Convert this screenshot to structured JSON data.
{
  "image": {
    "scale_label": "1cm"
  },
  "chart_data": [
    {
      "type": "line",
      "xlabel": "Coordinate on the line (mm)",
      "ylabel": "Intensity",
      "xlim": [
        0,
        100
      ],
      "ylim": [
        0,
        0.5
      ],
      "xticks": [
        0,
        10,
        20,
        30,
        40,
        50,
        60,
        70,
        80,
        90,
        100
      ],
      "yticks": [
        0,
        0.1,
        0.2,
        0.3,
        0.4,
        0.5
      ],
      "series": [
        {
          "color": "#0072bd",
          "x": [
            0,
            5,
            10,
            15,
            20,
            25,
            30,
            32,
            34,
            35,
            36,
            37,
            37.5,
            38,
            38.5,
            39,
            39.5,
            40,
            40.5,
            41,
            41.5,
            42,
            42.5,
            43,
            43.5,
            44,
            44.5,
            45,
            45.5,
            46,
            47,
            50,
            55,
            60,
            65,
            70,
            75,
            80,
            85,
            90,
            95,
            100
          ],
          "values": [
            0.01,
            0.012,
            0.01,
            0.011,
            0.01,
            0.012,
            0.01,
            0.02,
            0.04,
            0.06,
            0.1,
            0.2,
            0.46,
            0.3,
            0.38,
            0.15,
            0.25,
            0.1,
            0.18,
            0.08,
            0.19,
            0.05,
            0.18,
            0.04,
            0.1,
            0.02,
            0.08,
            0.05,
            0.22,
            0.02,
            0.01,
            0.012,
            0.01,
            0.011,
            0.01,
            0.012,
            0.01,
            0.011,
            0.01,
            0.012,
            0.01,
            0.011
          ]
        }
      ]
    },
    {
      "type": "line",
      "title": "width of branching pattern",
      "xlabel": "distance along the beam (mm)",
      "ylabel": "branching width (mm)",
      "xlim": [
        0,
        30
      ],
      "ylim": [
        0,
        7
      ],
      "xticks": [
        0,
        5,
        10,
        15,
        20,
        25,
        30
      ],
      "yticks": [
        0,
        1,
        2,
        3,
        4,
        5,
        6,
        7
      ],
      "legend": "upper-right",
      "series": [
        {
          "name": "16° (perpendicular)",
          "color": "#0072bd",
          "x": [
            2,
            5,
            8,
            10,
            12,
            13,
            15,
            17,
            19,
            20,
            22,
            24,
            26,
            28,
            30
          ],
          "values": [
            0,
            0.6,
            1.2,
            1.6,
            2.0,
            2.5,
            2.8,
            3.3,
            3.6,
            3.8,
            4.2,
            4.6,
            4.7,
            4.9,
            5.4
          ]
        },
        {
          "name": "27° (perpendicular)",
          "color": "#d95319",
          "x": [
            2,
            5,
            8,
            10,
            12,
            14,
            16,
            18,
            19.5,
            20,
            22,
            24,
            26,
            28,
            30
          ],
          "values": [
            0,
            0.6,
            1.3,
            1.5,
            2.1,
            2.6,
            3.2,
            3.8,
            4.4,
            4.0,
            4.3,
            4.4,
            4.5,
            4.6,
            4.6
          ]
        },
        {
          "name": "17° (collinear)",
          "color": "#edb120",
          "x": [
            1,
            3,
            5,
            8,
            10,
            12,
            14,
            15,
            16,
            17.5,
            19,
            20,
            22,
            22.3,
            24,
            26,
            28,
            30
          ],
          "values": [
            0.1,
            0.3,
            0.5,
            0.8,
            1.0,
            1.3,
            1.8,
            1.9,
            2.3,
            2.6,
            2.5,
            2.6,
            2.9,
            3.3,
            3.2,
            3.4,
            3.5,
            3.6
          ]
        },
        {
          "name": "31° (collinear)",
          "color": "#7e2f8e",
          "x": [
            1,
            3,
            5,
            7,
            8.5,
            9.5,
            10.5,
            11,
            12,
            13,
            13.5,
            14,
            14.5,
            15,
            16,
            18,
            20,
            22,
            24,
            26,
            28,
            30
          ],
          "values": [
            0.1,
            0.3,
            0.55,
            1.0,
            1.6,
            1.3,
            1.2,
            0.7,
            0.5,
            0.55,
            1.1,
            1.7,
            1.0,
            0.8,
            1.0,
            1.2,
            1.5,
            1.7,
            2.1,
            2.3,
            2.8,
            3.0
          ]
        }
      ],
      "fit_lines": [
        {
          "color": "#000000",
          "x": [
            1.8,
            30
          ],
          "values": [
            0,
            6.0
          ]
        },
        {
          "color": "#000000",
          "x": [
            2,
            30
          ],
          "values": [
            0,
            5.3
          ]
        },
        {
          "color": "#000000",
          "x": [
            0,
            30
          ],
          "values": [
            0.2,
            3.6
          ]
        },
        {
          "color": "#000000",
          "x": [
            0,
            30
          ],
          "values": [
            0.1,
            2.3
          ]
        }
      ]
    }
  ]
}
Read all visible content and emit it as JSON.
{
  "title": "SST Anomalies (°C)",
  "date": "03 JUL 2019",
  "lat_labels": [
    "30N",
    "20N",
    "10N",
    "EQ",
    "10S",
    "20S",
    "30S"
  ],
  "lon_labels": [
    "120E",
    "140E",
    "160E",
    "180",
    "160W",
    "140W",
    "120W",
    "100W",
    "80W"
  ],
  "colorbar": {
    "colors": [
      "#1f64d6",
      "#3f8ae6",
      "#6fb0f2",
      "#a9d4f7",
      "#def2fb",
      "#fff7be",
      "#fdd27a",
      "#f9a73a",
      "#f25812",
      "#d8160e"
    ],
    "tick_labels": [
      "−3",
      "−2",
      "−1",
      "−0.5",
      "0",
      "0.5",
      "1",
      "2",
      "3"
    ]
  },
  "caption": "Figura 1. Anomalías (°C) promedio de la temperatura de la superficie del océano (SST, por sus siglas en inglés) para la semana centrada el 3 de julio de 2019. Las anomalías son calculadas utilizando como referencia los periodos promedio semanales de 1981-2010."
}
++++++
### Stated problem
Go through the listing above and locate each line that holds the word "name". Copy those lines.

### Solved problem
          "name": "16° (perpendicular)",
          "name": "27° (perpendicular)",
          "name": "17° (collinear)",
          "name": "31° (collinear)",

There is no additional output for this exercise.